THE EXERCISE:
Copy out every line in the entries below that includes "Windows".

════════════════════

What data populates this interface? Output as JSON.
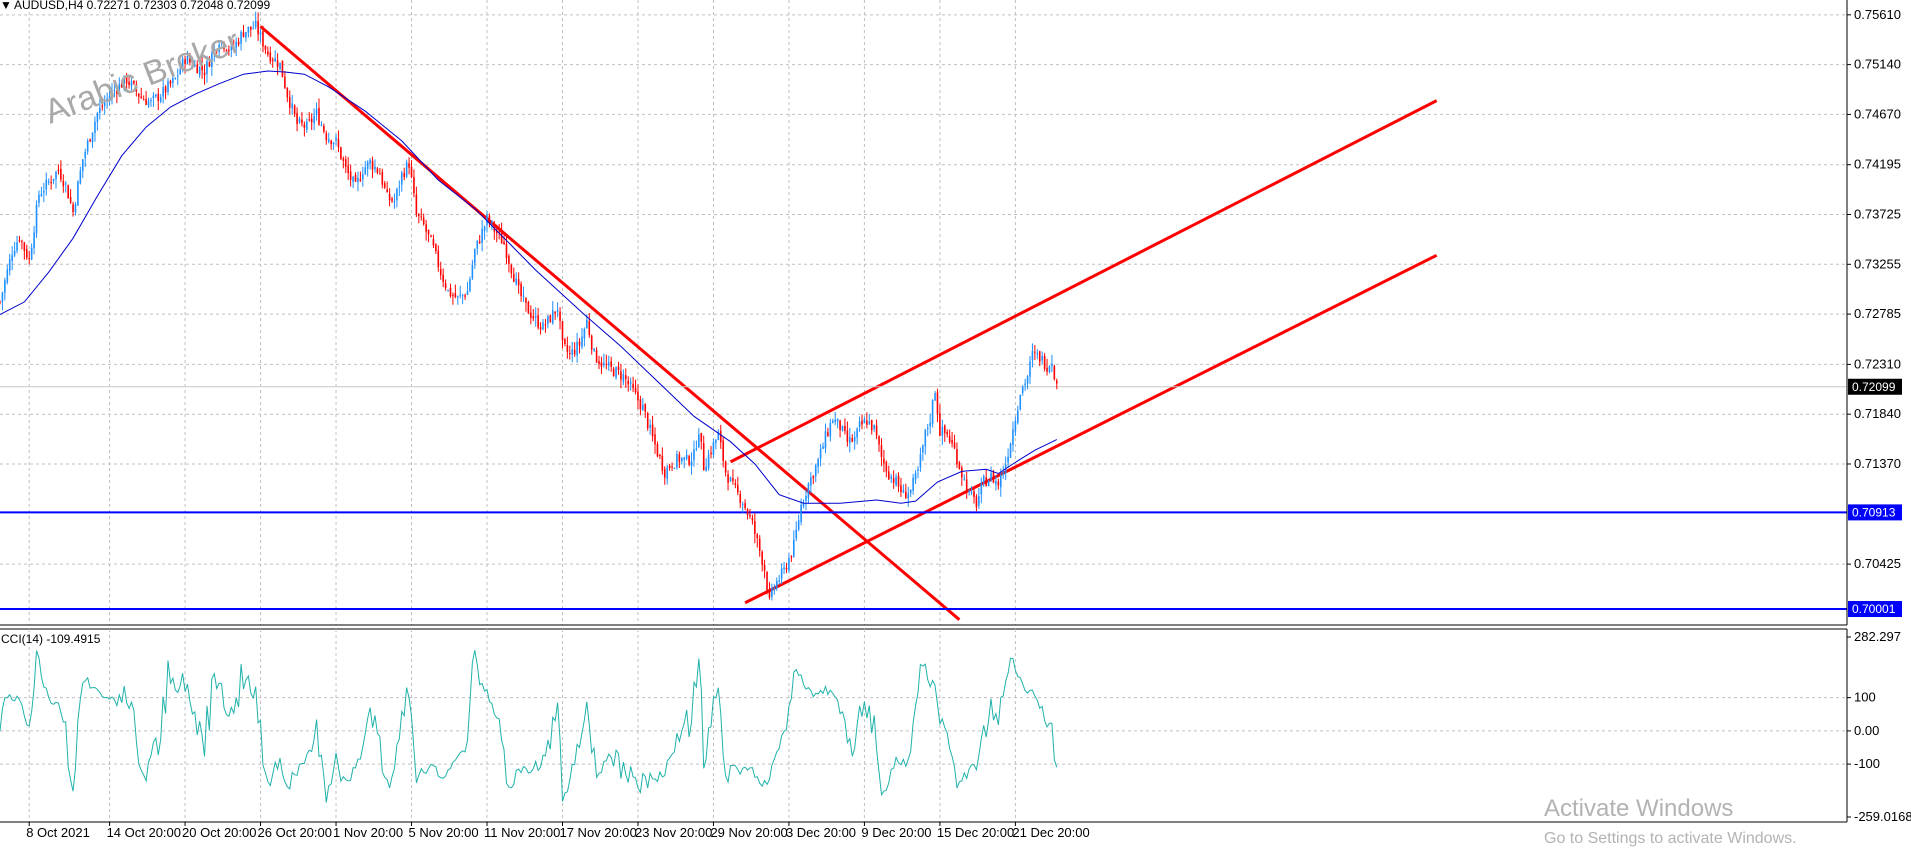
{
  "header": {
    "menu_glyph": "▼",
    "title": "AUDUSD,H4  0.72271 0.72303 0.72048 0.72099"
  },
  "watermark": "Arabic Broker",
  "activation": {
    "line1": "Activate Windows",
    "line2": "Go to Settings to activate Windows."
  },
  "chart_data": [
    {
      "type": "candlestick",
      "symbol": "AUDUSD",
      "timeframe": "H4",
      "ohlc_header": {
        "open": 0.72271,
        "high": 0.72303,
        "low": 0.72048,
        "close": 0.72099
      },
      "ylim": [
        0.6985,
        0.7575
      ],
      "y_ticks": [
        "0.75610",
        "0.75140",
        "0.74670",
        "0.74195",
        "0.73725",
        "0.73255",
        "0.72785",
        "0.72310",
        "0.71840",
        "0.71370",
        "0.70425"
      ],
      "x_ticks": [
        "8 Oct 2021",
        "14 Oct 20:00",
        "20 Oct 20:00",
        "26 Oct 20:00",
        "1 Nov 20:00",
        "5 Nov 20:00",
        "11 Nov 20:00",
        "17 Nov 20:00",
        "23 Nov 20:00",
        "29 Nov 20:00",
        "3 Dec 20:00",
        "9 Dec 20:00",
        "15 Dec 20:00",
        "21 Dec 20:00"
      ],
      "x_tick_positions": [
        12,
        45,
        76,
        107,
        138,
        169,
        200,
        231,
        262,
        293,
        324,
        355,
        386,
        417
      ],
      "bull_color": "#1e90ff",
      "bear_color": "#ff0000",
      "close_path": [
        [
          0,
          0.729
        ],
        [
          5,
          0.7338
        ],
        [
          8,
          0.7352
        ],
        [
          10,
          0.734
        ],
        [
          12,
          0.733
        ],
        [
          16,
          0.7392
        ],
        [
          20,
          0.7403
        ],
        [
          24,
          0.7415
        ],
        [
          27,
          0.74
        ],
        [
          30,
          0.7375
        ],
        [
          34,
          0.7425
        ],
        [
          40,
          0.7468
        ],
        [
          46,
          0.7488
        ],
        [
          52,
          0.75
        ],
        [
          58,
          0.7483
        ],
        [
          62,
          0.7478
        ],
        [
          67,
          0.7488
        ],
        [
          72,
          0.75
        ],
        [
          76,
          0.752
        ],
        [
          80,
          0.7513
        ],
        [
          84,
          0.7508
        ],
        [
          90,
          0.7538
        ],
        [
          95,
          0.7527
        ],
        [
          100,
          0.7545
        ],
        [
          105,
          0.755
        ],
        [
          110,
          0.7525
        ],
        [
          115,
          0.7514
        ],
        [
          118,
          0.7486
        ],
        [
          122,
          0.7458
        ],
        [
          126,
          0.7455
        ],
        [
          130,
          0.7468
        ],
        [
          134,
          0.7447
        ],
        [
          138,
          0.7441
        ],
        [
          142,
          0.7415
        ],
        [
          146,
          0.7398
        ],
        [
          149,
          0.7415
        ],
        [
          152,
          0.7422
        ],
        [
          156,
          0.7412
        ],
        [
          159,
          0.7388
        ],
        [
          162,
          0.7385
        ],
        [
          165,
          0.741
        ],
        [
          168,
          0.7421
        ],
        [
          171,
          0.7372
        ],
        [
          174,
          0.7362
        ],
        [
          178,
          0.734
        ],
        [
          181,
          0.7318
        ],
        [
          184,
          0.73
        ],
        [
          188,
          0.7293
        ],
        [
          192,
          0.73
        ],
        [
          195,
          0.7338
        ],
        [
          200,
          0.7368
        ],
        [
          204,
          0.7355
        ],
        [
          207,
          0.7345
        ],
        [
          210,
          0.7322
        ],
        [
          213,
          0.73
        ],
        [
          216,
          0.7285
        ],
        [
          220,
          0.7273
        ],
        [
          223,
          0.7266
        ],
        [
          226,
          0.7275
        ],
        [
          229,
          0.7285
        ],
        [
          231,
          0.7248
        ],
        [
          234,
          0.724
        ],
        [
          238,
          0.725
        ],
        [
          241,
          0.7272
        ],
        [
          244,
          0.724
        ],
        [
          248,
          0.723
        ],
        [
          252,
          0.7225
        ],
        [
          256,
          0.722
        ],
        [
          260,
          0.7205
        ],
        [
          264,
          0.719
        ],
        [
          267,
          0.7168
        ],
        [
          270,
          0.7148
        ],
        [
          273,
          0.713
        ],
        [
          276,
          0.7138
        ],
        [
          279,
          0.7142
        ],
        [
          282,
          0.714
        ],
        [
          285,
          0.7145
        ],
        [
          287,
          0.717
        ],
        [
          289,
          0.7135
        ],
        [
          292,
          0.715
        ],
        [
          295,
          0.7165
        ],
        [
          298,
          0.713
        ],
        [
          301,
          0.7115
        ],
        [
          305,
          0.7102
        ],
        [
          309,
          0.708
        ],
        [
          312,
          0.7055
        ],
        [
          314,
          0.7038
        ],
        [
          316,
          0.7006
        ],
        [
          318,
          0.7022
        ],
        [
          322,
          0.7036
        ],
        [
          326,
          0.706
        ],
        [
          329,
          0.7098
        ],
        [
          332,
          0.7118
        ],
        [
          336,
          0.714
        ],
        [
          339,
          0.7162
        ],
        [
          342,
          0.718
        ],
        [
          345,
          0.7172
        ],
        [
          348,
          0.7158
        ],
        [
          351,
          0.716
        ],
        [
          353,
          0.7172
        ],
        [
          356,
          0.7178
        ],
        [
          359,
          0.717
        ],
        [
          362,
          0.7143
        ],
        [
          365,
          0.7128
        ],
        [
          368,
          0.712
        ],
        [
          371,
          0.7108
        ],
        [
          374,
          0.7112
        ],
        [
          377,
          0.713
        ],
        [
          380,
          0.7165
        ],
        [
          382,
          0.718
        ],
        [
          384,
          0.7208
        ],
        [
          386,
          0.7168
        ],
        [
          389,
          0.7165
        ],
        [
          392,
          0.715
        ],
        [
          395,
          0.7128
        ],
        [
          398,
          0.7108
        ],
        [
          401,
          0.71
        ],
        [
          404,
          0.712
        ],
        [
          407,
          0.7125
        ],
        [
          410,
          0.7118
        ],
        [
          413,
          0.7138
        ],
        [
          416,
          0.717
        ],
        [
          419,
          0.7205
        ],
        [
          422,
          0.722
        ],
        [
          424,
          0.724
        ],
        [
          427,
          0.7238
        ],
        [
          430,
          0.723
        ],
        [
          432,
          0.7235
        ],
        [
          434,
          0.721
        ]
      ],
      "moving_average": {
        "color": "#0000cd",
        "points": [
          [
            0,
            0.7278
          ],
          [
            10,
            0.729
          ],
          [
            20,
            0.7318
          ],
          [
            30,
            0.735
          ],
          [
            40,
            0.739
          ],
          [
            50,
            0.7428
          ],
          [
            60,
            0.7455
          ],
          [
            70,
            0.7474
          ],
          [
            80,
            0.7486
          ],
          [
            90,
            0.7496
          ],
          [
            100,
            0.7505
          ],
          [
            110,
            0.7508
          ],
          [
            117,
            0.7507
          ],
          [
            125,
            0.7505
          ],
          [
            135,
            0.7493
          ],
          [
            150,
            0.747
          ],
          [
            165,
            0.7442
          ],
          [
            180,
            0.7405
          ],
          [
            195,
            0.7378
          ],
          [
            205,
            0.7355
          ],
          [
            220,
            0.732
          ],
          [
            240,
            0.7278
          ],
          [
            255,
            0.7248
          ],
          [
            270,
            0.7215
          ],
          [
            285,
            0.7182
          ],
          [
            300,
            0.7158
          ],
          [
            310,
            0.7137
          ],
          [
            320,
            0.7108
          ],
          [
            330,
            0.71
          ],
          [
            345,
            0.71
          ],
          [
            360,
            0.7103
          ],
          [
            370,
            0.71
          ],
          [
            376,
            0.7102
          ],
          [
            385,
            0.712
          ],
          [
            395,
            0.713
          ],
          [
            405,
            0.7132
          ],
          [
            410,
            0.7128
          ],
          [
            418,
            0.714
          ],
          [
            425,
            0.715
          ],
          [
            434,
            0.716
          ]
        ]
      },
      "current_price": {
        "label": "0.72099",
        "value": 0.72099
      },
      "horizontal_lines": [
        {
          "label": "0.70913",
          "value": 0.70913,
          "color": "#0000ff"
        },
        {
          "label": "0.70001",
          "value": 0.70001,
          "color": "#0000ff"
        }
      ],
      "trend_lines": [
        {
          "name": "downtrend",
          "color": "#ff0000",
          "from": [
            107,
            0.755
          ],
          "to": [
            394,
            0.699
          ]
        },
        {
          "name": "channel-top",
          "color": "#ff0000",
          "from": [
            300,
            0.7139
          ],
          "to": [
            590,
            0.748
          ]
        },
        {
          "name": "channel-bottom",
          "color": "#ff0000",
          "from": [
            306,
            0.7006
          ],
          "to": [
            590,
            0.7334
          ]
        }
      ]
    },
    {
      "type": "line",
      "indicator": "CCI",
      "period": 14,
      "title": "CCI(14) -109.4915",
      "value": -109.4915,
      "ylim": [
        -259.0168,
        282.297
      ],
      "y_ticks": [
        "282.297",
        "100",
        "0.00",
        "-100",
        "-259.0168"
      ],
      "color": "#20b2aa"
    }
  ]
}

════════════════════

SOLUTION TO THE PROBLEM:
    "line1": "Activate Windows",
    "line2": "Go to Settings to activate Windows."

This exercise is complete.